=== THE TASK ===
Locate the string "年中财政追加预算" in the listing below. Copy every line where it is found.

=== EXERCISE INPUTS ===
════════
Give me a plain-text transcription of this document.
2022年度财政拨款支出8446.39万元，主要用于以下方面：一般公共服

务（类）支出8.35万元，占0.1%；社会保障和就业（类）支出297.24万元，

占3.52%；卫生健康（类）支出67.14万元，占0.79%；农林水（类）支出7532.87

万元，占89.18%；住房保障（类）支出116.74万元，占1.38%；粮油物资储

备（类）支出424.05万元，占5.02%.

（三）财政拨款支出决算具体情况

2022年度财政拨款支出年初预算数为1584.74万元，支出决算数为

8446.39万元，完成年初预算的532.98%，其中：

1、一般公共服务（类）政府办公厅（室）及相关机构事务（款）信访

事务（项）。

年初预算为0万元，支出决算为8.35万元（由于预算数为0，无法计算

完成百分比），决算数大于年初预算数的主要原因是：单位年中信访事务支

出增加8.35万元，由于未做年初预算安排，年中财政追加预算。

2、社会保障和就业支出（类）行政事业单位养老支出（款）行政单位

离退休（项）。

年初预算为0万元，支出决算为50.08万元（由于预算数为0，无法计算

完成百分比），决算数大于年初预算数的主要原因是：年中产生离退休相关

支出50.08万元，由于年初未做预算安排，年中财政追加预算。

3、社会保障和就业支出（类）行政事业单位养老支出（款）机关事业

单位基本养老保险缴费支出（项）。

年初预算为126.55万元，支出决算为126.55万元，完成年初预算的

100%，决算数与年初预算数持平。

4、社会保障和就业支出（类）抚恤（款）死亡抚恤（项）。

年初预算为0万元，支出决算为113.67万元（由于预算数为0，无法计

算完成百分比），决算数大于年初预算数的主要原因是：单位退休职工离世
════════
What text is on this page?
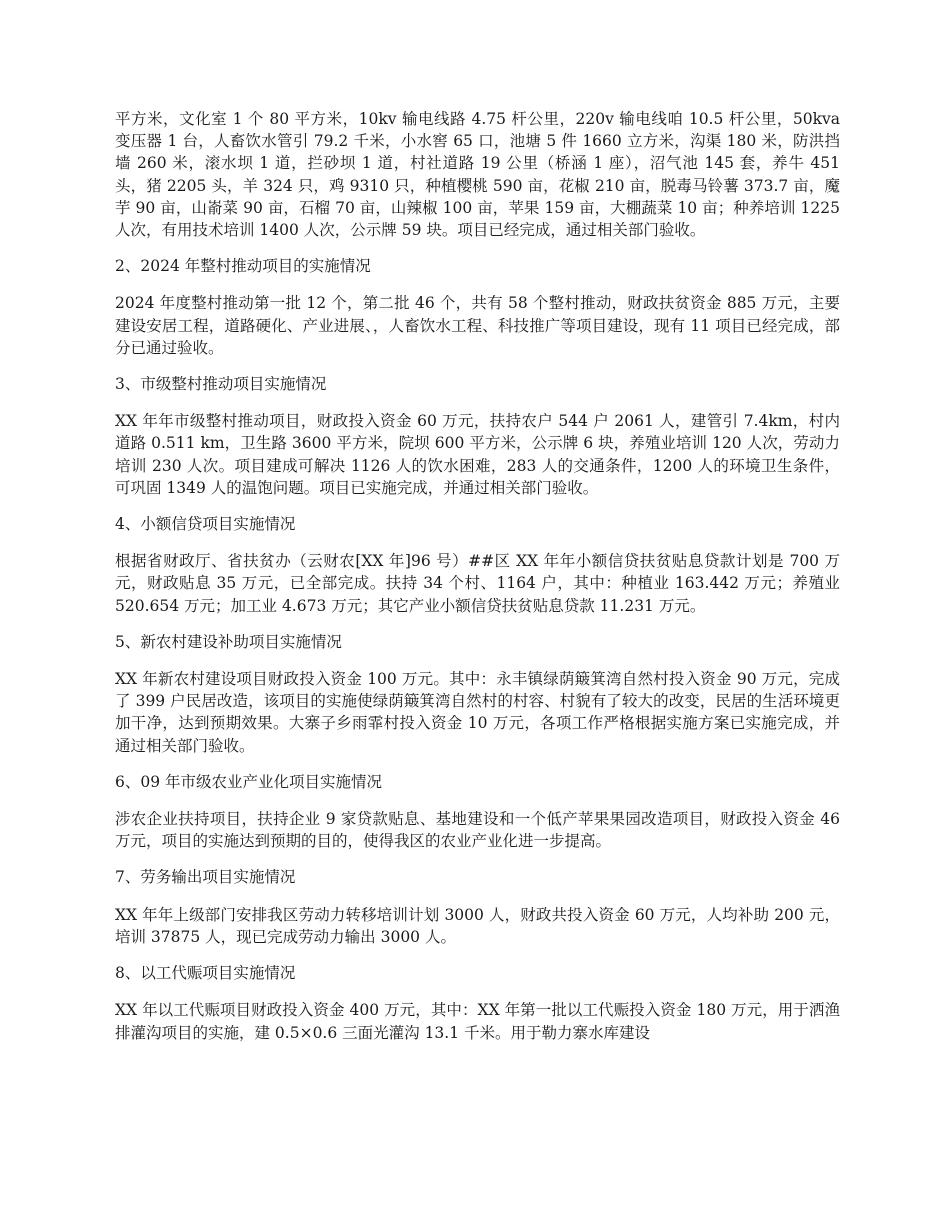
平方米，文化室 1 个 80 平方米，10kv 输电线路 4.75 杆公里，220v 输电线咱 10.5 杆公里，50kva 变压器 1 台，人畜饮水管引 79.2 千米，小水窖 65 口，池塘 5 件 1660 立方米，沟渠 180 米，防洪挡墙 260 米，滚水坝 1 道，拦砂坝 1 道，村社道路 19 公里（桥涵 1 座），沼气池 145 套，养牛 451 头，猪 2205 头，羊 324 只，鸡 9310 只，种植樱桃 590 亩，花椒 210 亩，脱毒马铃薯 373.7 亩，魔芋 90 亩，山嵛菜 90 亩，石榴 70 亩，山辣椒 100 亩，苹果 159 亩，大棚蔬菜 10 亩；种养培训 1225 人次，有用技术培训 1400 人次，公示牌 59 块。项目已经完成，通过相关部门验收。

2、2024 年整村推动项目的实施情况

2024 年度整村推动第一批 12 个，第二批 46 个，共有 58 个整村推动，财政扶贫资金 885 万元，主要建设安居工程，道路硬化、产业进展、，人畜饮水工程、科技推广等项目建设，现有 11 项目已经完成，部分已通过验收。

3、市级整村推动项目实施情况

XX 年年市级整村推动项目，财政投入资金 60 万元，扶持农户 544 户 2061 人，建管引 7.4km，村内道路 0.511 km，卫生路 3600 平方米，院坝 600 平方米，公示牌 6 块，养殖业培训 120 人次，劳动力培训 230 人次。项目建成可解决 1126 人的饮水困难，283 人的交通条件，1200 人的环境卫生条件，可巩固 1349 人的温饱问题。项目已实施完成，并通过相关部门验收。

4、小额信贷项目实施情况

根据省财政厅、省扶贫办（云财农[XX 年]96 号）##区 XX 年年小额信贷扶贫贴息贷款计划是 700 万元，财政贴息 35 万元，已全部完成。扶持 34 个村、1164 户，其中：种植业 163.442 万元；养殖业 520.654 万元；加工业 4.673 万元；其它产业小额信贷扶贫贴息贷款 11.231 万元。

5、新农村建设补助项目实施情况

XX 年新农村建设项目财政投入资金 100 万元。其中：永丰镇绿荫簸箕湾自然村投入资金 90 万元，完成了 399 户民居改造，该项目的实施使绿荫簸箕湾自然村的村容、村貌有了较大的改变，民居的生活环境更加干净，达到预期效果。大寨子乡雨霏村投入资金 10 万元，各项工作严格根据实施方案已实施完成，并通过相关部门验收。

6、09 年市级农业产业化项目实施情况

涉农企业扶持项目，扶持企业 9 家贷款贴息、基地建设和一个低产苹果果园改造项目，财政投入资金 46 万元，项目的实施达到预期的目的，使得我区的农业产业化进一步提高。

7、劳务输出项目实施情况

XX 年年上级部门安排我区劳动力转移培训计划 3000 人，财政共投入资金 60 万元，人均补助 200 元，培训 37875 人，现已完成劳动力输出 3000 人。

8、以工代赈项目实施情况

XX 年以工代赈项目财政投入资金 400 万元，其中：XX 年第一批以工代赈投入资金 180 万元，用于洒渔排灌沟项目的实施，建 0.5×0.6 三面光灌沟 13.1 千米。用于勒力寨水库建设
════════
=== IN RESPONSE ===
出增加8.35万元，由于未做年初预算安排，年中财政追加预算。
支出50.08万元，由于年初未做预算安排，年中财政追加预算。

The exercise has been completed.